Exercise requirements:
Output every line below exactly.

Start of Data listing

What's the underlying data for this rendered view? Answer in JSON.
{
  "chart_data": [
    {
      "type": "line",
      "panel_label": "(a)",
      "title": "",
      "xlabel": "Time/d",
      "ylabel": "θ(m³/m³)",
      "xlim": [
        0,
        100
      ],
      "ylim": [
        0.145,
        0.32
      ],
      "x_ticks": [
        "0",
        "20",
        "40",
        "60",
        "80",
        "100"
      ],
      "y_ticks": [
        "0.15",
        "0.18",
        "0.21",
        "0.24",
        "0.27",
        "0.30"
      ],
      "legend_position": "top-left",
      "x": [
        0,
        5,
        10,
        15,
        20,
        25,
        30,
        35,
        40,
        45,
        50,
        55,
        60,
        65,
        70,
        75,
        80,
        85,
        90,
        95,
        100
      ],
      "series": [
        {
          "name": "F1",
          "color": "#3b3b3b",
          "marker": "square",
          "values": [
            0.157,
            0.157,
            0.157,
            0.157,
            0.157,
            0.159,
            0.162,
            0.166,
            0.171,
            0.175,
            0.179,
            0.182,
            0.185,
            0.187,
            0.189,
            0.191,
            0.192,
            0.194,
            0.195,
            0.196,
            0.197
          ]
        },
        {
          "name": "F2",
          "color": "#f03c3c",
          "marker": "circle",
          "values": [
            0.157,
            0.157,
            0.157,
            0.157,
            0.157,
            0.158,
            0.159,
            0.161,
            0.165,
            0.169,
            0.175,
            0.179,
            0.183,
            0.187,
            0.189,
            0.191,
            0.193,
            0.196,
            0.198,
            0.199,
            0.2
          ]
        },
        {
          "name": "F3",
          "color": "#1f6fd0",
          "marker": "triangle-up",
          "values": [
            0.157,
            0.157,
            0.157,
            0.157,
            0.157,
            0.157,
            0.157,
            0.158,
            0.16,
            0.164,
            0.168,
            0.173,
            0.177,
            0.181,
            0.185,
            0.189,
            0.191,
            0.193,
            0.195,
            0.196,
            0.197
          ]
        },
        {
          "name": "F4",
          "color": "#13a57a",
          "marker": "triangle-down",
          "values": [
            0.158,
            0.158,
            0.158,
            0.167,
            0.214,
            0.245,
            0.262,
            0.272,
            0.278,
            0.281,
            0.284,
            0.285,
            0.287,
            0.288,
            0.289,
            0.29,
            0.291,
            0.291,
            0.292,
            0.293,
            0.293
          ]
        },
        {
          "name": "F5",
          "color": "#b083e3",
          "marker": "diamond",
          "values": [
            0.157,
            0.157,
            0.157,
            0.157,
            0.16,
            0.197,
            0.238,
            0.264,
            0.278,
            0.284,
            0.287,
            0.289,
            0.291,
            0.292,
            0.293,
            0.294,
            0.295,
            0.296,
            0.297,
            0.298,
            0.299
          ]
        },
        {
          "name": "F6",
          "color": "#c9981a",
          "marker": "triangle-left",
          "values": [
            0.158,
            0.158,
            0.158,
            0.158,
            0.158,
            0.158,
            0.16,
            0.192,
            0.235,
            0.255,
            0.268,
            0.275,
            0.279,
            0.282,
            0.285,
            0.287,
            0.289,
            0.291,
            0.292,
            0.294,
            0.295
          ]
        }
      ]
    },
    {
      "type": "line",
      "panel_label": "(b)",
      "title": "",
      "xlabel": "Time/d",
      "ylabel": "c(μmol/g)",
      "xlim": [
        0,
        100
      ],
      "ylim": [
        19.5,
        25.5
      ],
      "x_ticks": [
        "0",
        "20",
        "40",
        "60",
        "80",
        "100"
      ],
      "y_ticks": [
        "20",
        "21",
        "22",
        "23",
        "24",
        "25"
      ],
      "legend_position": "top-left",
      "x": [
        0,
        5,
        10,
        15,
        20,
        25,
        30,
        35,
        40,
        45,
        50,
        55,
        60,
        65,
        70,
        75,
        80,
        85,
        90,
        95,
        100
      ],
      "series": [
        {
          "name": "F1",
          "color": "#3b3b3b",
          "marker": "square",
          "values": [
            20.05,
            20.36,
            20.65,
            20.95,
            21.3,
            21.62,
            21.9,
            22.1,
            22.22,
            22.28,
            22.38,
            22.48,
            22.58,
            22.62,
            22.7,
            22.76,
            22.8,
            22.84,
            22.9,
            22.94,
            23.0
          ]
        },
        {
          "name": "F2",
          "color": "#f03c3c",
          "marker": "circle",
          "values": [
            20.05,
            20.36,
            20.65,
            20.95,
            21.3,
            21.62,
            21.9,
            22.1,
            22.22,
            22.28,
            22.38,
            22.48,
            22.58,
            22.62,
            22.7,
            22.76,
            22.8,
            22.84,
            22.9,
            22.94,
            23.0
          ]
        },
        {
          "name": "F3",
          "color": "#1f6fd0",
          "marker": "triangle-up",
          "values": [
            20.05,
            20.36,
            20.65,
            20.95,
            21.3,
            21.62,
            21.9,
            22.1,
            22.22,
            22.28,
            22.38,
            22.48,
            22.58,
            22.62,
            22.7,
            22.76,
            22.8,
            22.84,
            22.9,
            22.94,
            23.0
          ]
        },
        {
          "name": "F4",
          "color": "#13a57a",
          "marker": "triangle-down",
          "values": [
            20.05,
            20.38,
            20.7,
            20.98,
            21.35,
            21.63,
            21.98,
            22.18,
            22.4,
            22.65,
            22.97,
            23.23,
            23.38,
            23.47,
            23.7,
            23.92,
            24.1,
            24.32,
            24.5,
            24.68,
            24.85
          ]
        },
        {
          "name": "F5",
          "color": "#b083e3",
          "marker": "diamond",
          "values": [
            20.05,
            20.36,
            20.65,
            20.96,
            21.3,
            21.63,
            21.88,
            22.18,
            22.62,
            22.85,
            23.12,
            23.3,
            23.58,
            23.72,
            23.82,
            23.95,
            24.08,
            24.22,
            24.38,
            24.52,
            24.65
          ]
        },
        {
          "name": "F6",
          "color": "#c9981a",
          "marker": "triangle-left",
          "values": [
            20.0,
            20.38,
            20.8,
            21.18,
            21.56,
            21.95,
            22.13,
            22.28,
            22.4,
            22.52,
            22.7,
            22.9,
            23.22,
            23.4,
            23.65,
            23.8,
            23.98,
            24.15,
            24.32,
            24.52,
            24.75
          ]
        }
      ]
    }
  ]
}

End of Data listing

Final result:
What's the underlying data for this rendered view? Answer in JSON.
{
  "chart_data": [
    {
      "type": "line",
      "panel_label": "(a)",
      "title": "",
      "xlabel": "Time/d",
      "ylabel": "θ(m³/m³)",
      "xlim": [
        0,
        100
      ],
      "ylim": [
        0.145,
        0.32
      ],
      "x_ticks": [
        "0",
        "20",
        "40",
        "60",
        "80",
        "100"
      ],
      "y_ticks": [
        "0.15",
        "0.18",
        "0.21",
        "0.24",
        "0.27",
        "0.30"
      ],
      "legend_position": "top-left",
      "x": [
        0,
        5,
        10,
        15,
        20,
        25,
        30,
        35,
        40,
        45,
        50,
        55,
        60,
        65,
        70,
        75,
        80,
        85,
        90,
        95,
        100
      ],
      "series": [
        {
          "name": "F1",
          "color": "#3b3b3b",
          "marker": "square",
          "values": [
            0.157,
            0.157,
            0.157,
            0.157,
            0.157,
            0.159,
            0.162,
            0.166,
            0.171,
            0.175,
            0.179,
            0.182,
            0.185,
            0.187,
            0.189,
            0.191,
            0.192,
            0.194,
            0.195,
            0.196,
            0.197
          ]
        },
        {
          "name": "F2",
          "color": "#f03c3c",
          "marker": "circle",
          "values": [
            0.157,
            0.157,
            0.157,
            0.157,
            0.157,
            0.158,
            0.159,
            0.161,
            0.165,
            0.169,
            0.175,
            0.179,
            0.183,
            0.187,
            0.189,
            0.191,
            0.193,
            0.196,
            0.198,
            0.199,
            0.2
          ]
        },
        {
          "name": "F3",
          "color": "#1f6fd0",
          "marker": "triangle-up",
          "values": [
            0.157,
            0.157,
            0.157,
            0.157,
            0.157,
            0.157,
            0.157,
            0.158,
            0.16,
            0.164,
            0.168,
            0.173,
            0.177,
            0.181,
            0.185,
            0.189,
            0.191,
            0.193,
            0.195,
            0.196,
            0.197
          ]
        },
        {
          "name": "F4",
          "color": "#13a57a",
          "marker": "triangle-down",
          "values": [
            0.158,
            0.158,
            0.158,
            0.167,
            0.214,
            0.245,
            0.262,
            0.272,
            0.278,
            0.281,
            0.284,
            0.285,
            0.287,
            0.288,
            0.289,
            0.29,
            0.291,
            0.291,
            0.292,
            0.293,
            0.293
          ]
        },
        {
          "name": "F5",
          "color": "#b083e3",
          "marker": "diamond",
          "values": [
            0.157,
            0.157,
            0.157,
            0.157,
            0.16,
            0.197,
            0.238,
            0.264,
            0.278,
            0.284,
            0.287,
            0.289,
            0.291,
            0.292,
            0.293,
            0.294,
            0.295,
            0.296,
            0.297,
            0.298,
            0.299
          ]
        },
        {
          "name": "F6",
          "color": "#c9981a",
          "marker": "triangle-left",
          "values": [
            0.158,
            0.158,
            0.158,
            0.158,
            0.158,
            0.158,
            0.16,
            0.192,
            0.235,
            0.255,
            0.268,
            0.275,
            0.279,
            0.282,
            0.285,
            0.287,
            0.289,
            0.291,
            0.292,
            0.294,
            0.295
          ]
        }
      ]
    },
    {
      "type": "line",
      "panel_label": "(b)",
      "title": "",
      "xlabel": "Time/d",
      "ylabel": "c(μmol/g)",
      "xlim": [
        0,
        100
      ],
      "ylim": [
        19.5,
        25.5
      ],
      "x_ticks": [
        "0",
        "20",
        "40",
        "60",
        "80",
        "100"
      ],
      "y_ticks": [
        "20",
        "21",
        "22",
        "23",
        "24",
        "25"
      ],
      "legend_position": "top-left",
      "x": [
        0,
        5,
        10,
        15,
        20,
        25,
        30,
        35,
        40,
        45,
        50,
        55,
        60,
        65,
        70,
        75,
        80,
        85,
        90,
        95,
        100
      ],
      "series": [
        {
          "name": "F1",
          "color": "#3b3b3b",
          "marker": "square",
          "values": [
            20.05,
            20.36,
            20.65,
            20.95,
            21.3,
            21.62,
            21.9,
            22.1,
            22.22,
            22.28,
            22.38,
            22.48,
            22.58,
            22.62,
            22.7,
            22.76,
            22.8,
            22.84,
            22.9,
            22.94,
            23.0
          ]
        },
        {
          "name": "F2",
          "color": "#f03c3c",
          "marker": "circle",
          "values": [
            20.05,
            20.36,
            20.65,
            20.95,
            21.3,
            21.62,
            21.9,
            22.1,
            22.22,
            22.28,
            22.38,
            22.48,
            22.58,
            22.62,
            22.7,
            22.76,
            22.8,
            22.84,
            22.9,
            22.94,
            23.0
          ]
        },
        {
          "name": "F3",
          "color": "#1f6fd0",
          "marker": "triangle-up",
          "values": [
            20.05,
            20.36,
            20.65,
            20.95,
            21.3,
            21.62,
            21.9,
            22.1,
            22.22,
            22.28,
            22.38,
            22.48,
            22.58,
            22.62,
            22.7,
            22.76,
            22.8,
            22.84,
            22.9,
            22.94,
            23.0
          ]
        },
        {
          "name": "F4",
          "color": "#13a57a",
          "marker": "triangle-down",
          "values": [
            20.05,
            20.38,
            20.7,
            20.98,
            21.35,
            21.63,
            21.98,
            22.18,
            22.4,
            22.65,
            22.97,
            23.23,
            23.38,
            23.47,
            23.7,
            23.92,
            24.1,
            24.32,
            24.5,
            24.68,
            24.85
          ]
        },
        {
          "name": "F5",
          "color": "#b083e3",
          "marker": "diamond",
          "values": [
            20.05,
            20.36,
            20.65,
            20.96,
            21.3,
            21.63,
            21.88,
            22.18,
            22.62,
            22.85,
            23.12,
            23.3,
            23.58,
            23.72,
            23.82,
            23.95,
            24.08,
            24.22,
            24.38,
            24.52,
            24.65
          ]
        },
        {
          "name": "F6",
          "color": "#c9981a",
          "marker": "triangle-left",
          "values": [
            20.0,
            20.38,
            20.8,
            21.18,
            21.56,
            21.95,
            22.13,
            22.28,
            22.4,
            22.52,
            22.7,
            22.9,
            23.22,
            23.4,
            23.65,
            23.8,
            23.98,
            24.15,
            24.32,
            24.52,
            24.75
          ]
        }
      ]
    }
  ]
}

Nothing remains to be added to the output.